**Problem description:** All of the records below should be output exactly.

**Dataset entries on figures:**
=-=-=-=-=
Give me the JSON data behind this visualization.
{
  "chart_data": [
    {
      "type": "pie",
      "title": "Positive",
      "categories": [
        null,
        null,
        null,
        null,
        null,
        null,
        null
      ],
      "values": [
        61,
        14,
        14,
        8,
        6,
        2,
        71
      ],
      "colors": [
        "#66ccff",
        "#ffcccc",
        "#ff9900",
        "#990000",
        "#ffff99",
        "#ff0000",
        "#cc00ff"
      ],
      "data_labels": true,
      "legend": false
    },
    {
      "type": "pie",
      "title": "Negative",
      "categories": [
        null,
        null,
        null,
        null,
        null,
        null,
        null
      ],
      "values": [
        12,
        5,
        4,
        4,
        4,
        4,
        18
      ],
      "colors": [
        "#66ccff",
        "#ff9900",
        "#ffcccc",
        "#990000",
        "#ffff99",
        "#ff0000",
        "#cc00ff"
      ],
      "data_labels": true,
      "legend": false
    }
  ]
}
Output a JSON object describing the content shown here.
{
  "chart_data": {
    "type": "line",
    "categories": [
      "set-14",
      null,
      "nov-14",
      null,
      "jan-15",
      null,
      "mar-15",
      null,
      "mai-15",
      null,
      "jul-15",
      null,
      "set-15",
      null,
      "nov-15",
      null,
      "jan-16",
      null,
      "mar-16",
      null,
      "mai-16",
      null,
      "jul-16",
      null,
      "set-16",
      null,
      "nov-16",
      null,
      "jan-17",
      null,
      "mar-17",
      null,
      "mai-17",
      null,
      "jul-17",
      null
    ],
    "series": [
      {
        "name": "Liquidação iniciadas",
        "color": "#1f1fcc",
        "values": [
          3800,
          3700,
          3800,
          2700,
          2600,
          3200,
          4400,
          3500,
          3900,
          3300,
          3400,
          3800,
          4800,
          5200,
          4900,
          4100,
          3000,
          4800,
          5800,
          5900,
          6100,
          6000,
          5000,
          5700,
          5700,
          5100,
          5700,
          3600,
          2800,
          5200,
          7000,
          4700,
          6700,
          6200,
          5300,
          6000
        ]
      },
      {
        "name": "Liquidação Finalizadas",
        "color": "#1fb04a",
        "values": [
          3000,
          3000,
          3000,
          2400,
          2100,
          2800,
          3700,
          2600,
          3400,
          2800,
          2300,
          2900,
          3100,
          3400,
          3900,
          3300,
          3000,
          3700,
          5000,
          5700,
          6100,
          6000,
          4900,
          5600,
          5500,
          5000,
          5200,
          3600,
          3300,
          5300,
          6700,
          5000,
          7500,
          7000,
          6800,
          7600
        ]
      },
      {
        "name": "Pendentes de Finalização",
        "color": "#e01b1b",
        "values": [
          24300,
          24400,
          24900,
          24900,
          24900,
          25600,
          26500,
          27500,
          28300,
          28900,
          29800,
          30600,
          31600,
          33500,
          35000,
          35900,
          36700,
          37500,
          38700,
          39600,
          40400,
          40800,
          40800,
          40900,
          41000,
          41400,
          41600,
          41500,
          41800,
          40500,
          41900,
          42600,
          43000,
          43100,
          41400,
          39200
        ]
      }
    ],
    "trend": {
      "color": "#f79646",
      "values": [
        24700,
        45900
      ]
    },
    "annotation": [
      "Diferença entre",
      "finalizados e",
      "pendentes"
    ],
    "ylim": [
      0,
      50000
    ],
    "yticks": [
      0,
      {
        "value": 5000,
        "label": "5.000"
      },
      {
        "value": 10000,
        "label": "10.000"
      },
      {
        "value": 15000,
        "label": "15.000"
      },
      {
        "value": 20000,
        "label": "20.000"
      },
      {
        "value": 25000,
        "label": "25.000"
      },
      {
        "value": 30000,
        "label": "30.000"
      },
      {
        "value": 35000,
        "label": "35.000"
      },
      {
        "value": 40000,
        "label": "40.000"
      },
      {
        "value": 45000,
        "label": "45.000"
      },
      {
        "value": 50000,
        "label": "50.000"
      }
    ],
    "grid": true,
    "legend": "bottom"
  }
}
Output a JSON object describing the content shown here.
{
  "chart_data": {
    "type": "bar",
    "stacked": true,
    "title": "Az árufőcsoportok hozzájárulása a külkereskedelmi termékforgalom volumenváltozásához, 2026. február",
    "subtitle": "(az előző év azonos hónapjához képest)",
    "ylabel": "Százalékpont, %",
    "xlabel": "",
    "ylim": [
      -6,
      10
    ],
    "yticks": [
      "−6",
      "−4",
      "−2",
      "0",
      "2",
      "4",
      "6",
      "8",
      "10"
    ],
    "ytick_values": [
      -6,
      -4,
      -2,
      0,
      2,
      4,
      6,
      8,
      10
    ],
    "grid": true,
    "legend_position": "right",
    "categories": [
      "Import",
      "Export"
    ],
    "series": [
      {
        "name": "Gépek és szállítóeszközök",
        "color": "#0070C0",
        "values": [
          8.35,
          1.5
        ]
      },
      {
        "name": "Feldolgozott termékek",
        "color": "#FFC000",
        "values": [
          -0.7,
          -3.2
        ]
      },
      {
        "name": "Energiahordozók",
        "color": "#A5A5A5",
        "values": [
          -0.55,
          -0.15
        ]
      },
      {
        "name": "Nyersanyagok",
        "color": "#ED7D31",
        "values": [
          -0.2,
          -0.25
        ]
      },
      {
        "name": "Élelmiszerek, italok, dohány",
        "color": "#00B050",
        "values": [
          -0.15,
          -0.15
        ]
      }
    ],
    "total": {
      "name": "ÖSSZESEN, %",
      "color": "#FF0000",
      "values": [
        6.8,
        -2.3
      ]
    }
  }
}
=-=-=-=-=
**Written answer:**
Give me the JSON data behind this visualization.
{
  "chart_data": [
    {
      "type": "pie",
      "title": "Positive",
      "categories": [
        null,
        null,
        null,
        null,
        null,
        null,
        null
      ],
      "values": [
        61,
        14,
        14,
        8,
        6,
        2,
        71
      ],
      "colors": [
        "#66ccff",
        "#ffcccc",
        "#ff9900",
        "#990000",
        "#ffff99",
        "#ff0000",
        "#cc00ff"
      ],
      "data_labels": true,
      "legend": false
    },
    {
      "type": "pie",
      "title": "Negative",
      "categories": [
        null,
        null,
        null,
        null,
        null,
        null,
        null
      ],
      "values": [
        12,
        5,
        4,
        4,
        4,
        4,
        18
      ],
      "colors": [
        "#66ccff",
        "#ff9900",
        "#ffcccc",
        "#990000",
        "#ffff99",
        "#ff0000",
        "#cc00ff"
      ],
      "data_labels": true,
      "legend": false
    }
  ]
}
Output a JSON object describing the content shown here.
{
  "chart_data": {
    "type": "line",
    "categories": [
      "set-14",
      null,
      "nov-14",
      null,
      "jan-15",
      null,
      "mar-15",
      null,
      "mai-15",
      null,
      "jul-15",
      null,
      "set-15",
      null,
      "nov-15",
      null,
      "jan-16",
      null,
      "mar-16",
      null,
      "mai-16",
      null,
      "jul-16",
      null,
      "set-16",
      null,
      "nov-16",
      null,
      "jan-17",
      null,
      "mar-17",
      null,
      "mai-17",
      null,
      "jul-17",
      null
    ],
    "series": [
      {
        "name": "Liquidação iniciadas",
        "color": "#1f1fcc",
        "values": [
          3800,
          3700,
          3800,
          2700,
          2600,
          3200,
          4400,
          3500,
          3900,
          3300,
          3400,
          3800,
          4800,
          5200,
          4900,
          4100,
          3000,
          4800,
          5800,
          5900,
          6100,
          6000,
          5000,
          5700,
          5700,
          5100,
          5700,
          3600,
          2800,
          5200,
          7000,
          4700,
          6700,
          6200,
          5300,
          6000
        ]
      },
      {
        "name": "Liquidação Finalizadas",
        "color": "#1fb04a",
        "values": [
          3000,
          3000,
          3000,
          2400,
          2100,
          2800,
          3700,
          2600,
          3400,
          2800,
          2300,
          2900,
          3100,
          3400,
          3900,
          3300,
          3000,
          3700,
          5000,
          5700,
          6100,
          6000,
          4900,
          5600,
          5500,
          5000,
          5200,
          3600,
          3300,
          5300,
          6700,
          5000,
          7500,
          7000,
          6800,
          7600
        ]
      },
      {
        "name": "Pendentes de Finalização",
        "color": "#e01b1b",
        "values": [
          24300,
          24400,
          24900,
          24900,
          24900,
          25600,
          26500,
          27500,
          28300,
          28900,
          29800,
          30600,
          31600,
          33500,
          35000,
          35900,
          36700,
          37500,
          38700,
          39600,
          40400,
          40800,
          40800,
          40900,
          41000,
          41400,
          41600,
          41500,
          41800,
          40500,
          41900,
          42600,
          43000,
          43100,
          41400,
          39200
        ]
      }
    ],
    "trend": {
      "color": "#f79646",
      "values": [
        24700,
        45900
      ]
    },
    "annotation": [
      "Diferença entre",
      "finalizados e",
      "pendentes"
    ],
    "ylim": [
      0,
      50000
    ],
    "yticks": [
      0,
      {
        "value": 5000,
        "label": "5.000"
      },
      {
        "value": 10000,
        "label": "10.000"
      },
      {
        "value": 15000,
        "label": "15.000"
      },
      {
        "value": 20000,
        "label": "20.000"
      },
      {
        "value": 25000,
        "label": "25.000"
      },
      {
        "value": 30000,
        "label": "30.000"
      },
      {
        "value": 35000,
        "label": "35.000"
      },
      {
        "value": 40000,
        "label": "40.000"
      },
      {
        "value": 45000,
        "label": "45.000"
      },
      {
        "value": 50000,
        "label": "50.000"
      }
    ],
    "grid": true,
    "legend": "bottom"
  }
}
Output a JSON object describing the content shown here.
{
  "chart_data": {
    "type": "bar",
    "stacked": true,
    "title": "Az árufőcsoportok hozzájárulása a külkereskedelmi termékforgalom volumenváltozásához, 2026. február",
    "subtitle": "(az előző év azonos hónapjához képest)",
    "ylabel": "Százalékpont, %",
    "xlabel": "",
    "ylim": [
      -6,
      10
    ],
    "yticks": [
      "−6",
      "−4",
      "−2",
      "0",
      "2",
      "4",
      "6",
      "8",
      "10"
    ],
    "ytick_values": [
      -6,
      -4,
      -2,
      0,
      2,
      4,
      6,
      8,
      10
    ],
    "grid": true,
    "legend_position": "right",
    "categories": [
      "Import",
      "Export"
    ],
    "series": [
      {
        "name": "Gépek és szállítóeszközök",
        "color": "#0070C0",
        "values": [
          8.35,
          1.5
        ]
      },
      {
        "name": "Feldolgozott termékek",
        "color": "#FFC000",
        "values": [
          -0.7,
          -3.2
        ]
      },
      {
        "name": "Energiahordozók",
        "color": "#A5A5A5",
        "values": [
          -0.55,
          -0.15
        ]
      },
      {
        "name": "Nyersanyagok",
        "color": "#ED7D31",
        "values": [
          -0.2,
          -0.25
        ]
      },
      {
        "name": "Élelmiszerek, italok, dohány",
        "color": "#00B050",
        "values": [
          -0.15,
          -0.15
        ]
      }
    ],
    "total": {
      "name": "ÖSSZESEN, %",
      "color": "#FF0000",
      "values": [
        6.8,
        -2.3
      ]
    }
  }
}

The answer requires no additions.